*PROBLEM REQUIREMENTS*
Extract all lines containing "this".

*Items from a figure collection*
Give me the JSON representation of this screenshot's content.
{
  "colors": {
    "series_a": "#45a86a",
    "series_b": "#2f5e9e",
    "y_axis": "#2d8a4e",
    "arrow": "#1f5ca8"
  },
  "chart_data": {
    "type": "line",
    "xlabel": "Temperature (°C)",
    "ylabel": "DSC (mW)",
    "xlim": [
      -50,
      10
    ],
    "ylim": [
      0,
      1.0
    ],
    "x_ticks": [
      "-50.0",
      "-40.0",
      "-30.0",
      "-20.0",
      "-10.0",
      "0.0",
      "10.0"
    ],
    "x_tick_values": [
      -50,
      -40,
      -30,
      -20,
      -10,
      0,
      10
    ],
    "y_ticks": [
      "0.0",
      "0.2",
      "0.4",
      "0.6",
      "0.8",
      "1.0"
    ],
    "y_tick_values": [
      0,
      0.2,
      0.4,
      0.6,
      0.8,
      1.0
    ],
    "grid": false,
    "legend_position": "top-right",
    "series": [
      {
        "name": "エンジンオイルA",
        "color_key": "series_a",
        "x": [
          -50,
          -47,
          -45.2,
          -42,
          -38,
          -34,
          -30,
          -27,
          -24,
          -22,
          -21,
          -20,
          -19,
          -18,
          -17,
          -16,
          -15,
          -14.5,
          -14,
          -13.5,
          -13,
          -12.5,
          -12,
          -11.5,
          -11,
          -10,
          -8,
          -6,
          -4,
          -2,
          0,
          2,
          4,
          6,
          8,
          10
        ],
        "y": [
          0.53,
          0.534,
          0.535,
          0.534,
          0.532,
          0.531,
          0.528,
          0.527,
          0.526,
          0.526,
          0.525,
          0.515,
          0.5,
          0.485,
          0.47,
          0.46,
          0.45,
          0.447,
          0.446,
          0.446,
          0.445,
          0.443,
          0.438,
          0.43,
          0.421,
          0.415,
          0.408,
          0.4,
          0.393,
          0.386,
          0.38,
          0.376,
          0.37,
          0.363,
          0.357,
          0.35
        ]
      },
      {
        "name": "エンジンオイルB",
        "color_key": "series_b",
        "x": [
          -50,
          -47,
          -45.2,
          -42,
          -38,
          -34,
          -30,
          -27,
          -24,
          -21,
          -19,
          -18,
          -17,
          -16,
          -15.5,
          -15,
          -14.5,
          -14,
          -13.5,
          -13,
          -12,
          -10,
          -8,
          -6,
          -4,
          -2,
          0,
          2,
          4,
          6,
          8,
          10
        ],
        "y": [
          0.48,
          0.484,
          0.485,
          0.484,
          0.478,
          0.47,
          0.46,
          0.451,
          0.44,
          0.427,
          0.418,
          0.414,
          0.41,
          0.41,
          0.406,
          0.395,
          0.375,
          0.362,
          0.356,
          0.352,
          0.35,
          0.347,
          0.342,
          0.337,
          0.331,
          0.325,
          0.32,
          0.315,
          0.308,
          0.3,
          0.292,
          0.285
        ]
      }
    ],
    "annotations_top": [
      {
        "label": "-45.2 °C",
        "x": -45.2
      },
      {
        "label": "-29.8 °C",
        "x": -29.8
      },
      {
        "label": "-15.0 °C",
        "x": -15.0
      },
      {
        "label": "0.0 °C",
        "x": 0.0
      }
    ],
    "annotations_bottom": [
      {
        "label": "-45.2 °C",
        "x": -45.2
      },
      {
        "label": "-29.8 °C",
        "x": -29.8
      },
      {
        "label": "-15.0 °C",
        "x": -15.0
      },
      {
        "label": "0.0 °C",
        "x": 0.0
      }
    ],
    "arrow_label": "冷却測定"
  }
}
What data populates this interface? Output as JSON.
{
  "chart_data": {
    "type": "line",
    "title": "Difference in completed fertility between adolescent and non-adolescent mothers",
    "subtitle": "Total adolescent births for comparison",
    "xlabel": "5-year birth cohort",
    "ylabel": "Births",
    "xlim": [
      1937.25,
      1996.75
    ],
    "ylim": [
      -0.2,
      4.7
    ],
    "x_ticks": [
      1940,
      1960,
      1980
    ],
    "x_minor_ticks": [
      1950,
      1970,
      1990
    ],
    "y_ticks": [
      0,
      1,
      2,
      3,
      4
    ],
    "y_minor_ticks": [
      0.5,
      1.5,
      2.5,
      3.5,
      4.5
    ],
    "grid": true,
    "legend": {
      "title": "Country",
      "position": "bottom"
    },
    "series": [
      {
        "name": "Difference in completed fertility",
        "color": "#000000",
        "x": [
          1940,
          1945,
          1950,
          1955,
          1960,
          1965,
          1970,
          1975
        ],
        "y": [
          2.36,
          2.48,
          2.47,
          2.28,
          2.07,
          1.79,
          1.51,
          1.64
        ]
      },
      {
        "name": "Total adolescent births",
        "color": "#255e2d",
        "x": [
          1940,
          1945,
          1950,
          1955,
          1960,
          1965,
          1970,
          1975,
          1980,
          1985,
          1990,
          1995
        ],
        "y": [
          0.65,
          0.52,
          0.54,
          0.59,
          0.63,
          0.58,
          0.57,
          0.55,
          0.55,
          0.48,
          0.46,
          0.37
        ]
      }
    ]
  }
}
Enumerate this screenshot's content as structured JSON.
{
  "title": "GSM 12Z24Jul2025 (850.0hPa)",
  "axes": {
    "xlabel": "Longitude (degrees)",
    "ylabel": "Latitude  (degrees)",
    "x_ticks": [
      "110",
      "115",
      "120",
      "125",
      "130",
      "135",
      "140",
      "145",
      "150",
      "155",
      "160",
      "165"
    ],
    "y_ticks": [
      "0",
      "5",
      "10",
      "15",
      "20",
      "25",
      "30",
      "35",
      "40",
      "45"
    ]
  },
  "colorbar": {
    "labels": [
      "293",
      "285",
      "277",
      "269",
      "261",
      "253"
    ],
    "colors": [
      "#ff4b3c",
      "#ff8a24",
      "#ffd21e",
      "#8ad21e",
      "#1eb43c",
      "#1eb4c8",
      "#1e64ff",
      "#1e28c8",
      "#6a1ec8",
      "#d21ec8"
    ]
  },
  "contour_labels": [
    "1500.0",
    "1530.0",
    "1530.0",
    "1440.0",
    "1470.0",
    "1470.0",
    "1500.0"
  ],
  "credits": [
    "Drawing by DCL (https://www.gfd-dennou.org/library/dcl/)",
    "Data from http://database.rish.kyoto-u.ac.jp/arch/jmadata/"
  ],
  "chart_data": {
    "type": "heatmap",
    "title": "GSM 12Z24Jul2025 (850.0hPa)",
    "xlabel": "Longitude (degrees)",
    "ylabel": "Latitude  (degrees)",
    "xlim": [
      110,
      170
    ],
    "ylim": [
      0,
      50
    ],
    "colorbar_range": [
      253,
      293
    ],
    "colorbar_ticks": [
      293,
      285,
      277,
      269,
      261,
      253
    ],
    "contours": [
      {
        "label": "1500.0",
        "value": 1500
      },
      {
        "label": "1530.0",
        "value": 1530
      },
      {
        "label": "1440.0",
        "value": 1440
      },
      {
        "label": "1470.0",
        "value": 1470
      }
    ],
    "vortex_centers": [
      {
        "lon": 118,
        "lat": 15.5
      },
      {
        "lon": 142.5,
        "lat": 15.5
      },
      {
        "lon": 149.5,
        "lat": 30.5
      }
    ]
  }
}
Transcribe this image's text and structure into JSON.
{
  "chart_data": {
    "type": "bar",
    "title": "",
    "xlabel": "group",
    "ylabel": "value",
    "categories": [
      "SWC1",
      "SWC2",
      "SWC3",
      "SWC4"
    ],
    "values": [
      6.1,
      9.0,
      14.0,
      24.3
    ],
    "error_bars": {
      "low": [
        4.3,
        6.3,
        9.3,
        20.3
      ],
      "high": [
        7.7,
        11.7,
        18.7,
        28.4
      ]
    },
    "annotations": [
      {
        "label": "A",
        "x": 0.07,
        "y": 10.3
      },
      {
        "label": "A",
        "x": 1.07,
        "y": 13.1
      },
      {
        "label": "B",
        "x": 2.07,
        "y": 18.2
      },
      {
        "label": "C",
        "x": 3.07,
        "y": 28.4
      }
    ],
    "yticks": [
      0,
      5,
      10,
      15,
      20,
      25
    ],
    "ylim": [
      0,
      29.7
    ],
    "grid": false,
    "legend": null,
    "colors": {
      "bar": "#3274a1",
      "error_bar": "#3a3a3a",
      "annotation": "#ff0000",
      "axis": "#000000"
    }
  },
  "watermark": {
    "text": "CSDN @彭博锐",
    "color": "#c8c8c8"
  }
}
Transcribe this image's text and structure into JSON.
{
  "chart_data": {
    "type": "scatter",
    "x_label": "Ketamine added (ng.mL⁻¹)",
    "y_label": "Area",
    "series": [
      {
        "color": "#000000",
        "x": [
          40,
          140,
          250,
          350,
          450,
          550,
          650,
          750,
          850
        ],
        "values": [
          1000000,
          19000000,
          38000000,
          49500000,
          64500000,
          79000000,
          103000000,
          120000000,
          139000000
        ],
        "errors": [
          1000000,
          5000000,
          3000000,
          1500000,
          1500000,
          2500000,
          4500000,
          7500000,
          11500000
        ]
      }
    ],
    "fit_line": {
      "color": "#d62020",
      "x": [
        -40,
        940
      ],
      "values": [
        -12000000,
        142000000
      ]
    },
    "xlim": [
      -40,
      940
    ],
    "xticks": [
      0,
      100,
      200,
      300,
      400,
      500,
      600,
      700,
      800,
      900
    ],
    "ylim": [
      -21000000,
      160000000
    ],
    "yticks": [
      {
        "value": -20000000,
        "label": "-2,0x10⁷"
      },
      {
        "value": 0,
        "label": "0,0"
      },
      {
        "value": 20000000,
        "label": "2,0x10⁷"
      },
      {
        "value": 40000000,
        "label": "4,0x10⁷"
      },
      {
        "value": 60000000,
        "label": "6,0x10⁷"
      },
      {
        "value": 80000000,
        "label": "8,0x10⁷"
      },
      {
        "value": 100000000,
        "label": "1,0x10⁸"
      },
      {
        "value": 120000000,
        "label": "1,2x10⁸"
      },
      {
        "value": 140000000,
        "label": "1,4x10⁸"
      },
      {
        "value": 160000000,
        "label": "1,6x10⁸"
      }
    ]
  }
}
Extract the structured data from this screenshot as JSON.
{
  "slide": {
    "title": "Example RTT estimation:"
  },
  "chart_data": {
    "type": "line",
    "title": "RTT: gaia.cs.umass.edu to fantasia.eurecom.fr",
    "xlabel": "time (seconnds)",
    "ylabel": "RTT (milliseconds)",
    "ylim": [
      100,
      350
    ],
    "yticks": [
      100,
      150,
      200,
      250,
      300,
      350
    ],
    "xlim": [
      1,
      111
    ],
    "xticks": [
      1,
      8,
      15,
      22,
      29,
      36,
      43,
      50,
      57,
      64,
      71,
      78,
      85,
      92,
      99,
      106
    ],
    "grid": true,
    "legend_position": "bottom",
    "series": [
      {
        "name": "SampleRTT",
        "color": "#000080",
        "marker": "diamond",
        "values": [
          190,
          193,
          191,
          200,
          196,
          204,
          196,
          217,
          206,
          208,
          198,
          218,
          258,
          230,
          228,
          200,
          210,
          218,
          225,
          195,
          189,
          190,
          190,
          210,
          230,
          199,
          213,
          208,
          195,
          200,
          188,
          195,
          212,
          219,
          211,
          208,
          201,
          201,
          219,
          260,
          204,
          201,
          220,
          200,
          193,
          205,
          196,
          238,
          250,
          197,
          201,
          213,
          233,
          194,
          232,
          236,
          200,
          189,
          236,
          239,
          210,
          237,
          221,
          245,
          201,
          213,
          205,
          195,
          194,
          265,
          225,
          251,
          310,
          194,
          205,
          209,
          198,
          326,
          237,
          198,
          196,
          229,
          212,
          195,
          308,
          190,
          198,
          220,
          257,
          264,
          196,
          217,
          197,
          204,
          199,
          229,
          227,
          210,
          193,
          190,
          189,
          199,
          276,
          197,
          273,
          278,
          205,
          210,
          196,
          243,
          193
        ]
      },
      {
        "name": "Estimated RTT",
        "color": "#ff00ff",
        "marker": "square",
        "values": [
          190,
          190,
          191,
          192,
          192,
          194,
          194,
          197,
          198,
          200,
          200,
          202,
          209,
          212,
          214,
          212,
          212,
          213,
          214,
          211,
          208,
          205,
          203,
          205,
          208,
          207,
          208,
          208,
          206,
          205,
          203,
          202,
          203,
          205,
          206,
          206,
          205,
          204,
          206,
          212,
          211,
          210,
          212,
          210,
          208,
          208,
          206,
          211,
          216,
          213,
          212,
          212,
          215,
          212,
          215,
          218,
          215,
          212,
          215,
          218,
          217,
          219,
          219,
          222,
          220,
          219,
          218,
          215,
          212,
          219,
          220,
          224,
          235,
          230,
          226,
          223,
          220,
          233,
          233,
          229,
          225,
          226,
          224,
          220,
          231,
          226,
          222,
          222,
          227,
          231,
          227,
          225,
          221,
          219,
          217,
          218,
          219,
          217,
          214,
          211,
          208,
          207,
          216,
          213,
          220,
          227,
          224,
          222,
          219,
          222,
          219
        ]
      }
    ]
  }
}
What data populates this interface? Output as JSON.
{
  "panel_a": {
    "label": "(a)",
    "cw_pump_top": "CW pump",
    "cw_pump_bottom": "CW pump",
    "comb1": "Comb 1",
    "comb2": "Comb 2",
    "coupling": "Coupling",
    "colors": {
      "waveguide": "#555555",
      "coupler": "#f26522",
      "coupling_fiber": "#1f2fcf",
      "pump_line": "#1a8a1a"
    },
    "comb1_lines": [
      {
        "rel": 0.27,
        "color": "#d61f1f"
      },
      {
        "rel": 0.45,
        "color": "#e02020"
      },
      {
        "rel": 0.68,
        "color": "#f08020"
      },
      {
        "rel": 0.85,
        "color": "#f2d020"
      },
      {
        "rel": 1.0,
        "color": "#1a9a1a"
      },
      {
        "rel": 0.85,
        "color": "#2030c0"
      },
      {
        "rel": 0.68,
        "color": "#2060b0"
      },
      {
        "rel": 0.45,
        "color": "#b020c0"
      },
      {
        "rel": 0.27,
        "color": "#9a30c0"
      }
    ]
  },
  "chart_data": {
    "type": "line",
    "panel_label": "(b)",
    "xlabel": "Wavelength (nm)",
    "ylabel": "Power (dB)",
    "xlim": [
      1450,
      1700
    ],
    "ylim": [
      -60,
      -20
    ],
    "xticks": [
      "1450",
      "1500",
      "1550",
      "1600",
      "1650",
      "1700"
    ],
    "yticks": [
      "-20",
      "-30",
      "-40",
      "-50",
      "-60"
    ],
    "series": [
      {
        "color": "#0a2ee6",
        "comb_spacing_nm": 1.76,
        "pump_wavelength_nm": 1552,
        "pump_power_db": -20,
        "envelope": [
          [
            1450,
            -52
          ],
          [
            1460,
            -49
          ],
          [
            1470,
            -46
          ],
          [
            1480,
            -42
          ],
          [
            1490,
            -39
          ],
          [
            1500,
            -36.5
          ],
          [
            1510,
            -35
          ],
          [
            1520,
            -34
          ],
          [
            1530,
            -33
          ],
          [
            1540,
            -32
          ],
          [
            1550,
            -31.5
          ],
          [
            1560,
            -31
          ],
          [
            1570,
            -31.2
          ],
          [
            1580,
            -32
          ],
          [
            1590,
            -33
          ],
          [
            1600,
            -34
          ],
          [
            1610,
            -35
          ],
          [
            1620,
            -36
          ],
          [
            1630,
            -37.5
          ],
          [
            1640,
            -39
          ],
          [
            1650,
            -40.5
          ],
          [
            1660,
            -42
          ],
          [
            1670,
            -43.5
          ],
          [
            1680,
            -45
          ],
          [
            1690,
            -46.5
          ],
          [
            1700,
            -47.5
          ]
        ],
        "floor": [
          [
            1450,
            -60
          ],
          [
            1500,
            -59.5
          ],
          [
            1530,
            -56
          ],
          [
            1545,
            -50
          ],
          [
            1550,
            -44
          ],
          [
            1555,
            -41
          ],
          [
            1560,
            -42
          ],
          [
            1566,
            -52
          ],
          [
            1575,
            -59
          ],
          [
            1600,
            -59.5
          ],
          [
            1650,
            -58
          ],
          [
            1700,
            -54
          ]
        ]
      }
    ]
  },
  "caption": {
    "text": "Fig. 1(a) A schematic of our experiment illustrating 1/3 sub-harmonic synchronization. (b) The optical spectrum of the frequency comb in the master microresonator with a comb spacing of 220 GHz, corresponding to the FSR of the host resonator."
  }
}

*OUTPUT*
Give me the JSON representation of this screenshot's content.
What data populates this interface? Output as JSON.
Enumerate this screenshot's content as structured JSON.
Transcribe this image's text and structure into JSON.
Transcribe this image's text and structure into JSON.
Extract the structured data from this screenshot as JSON.
What data populates this interface? Output as JSON.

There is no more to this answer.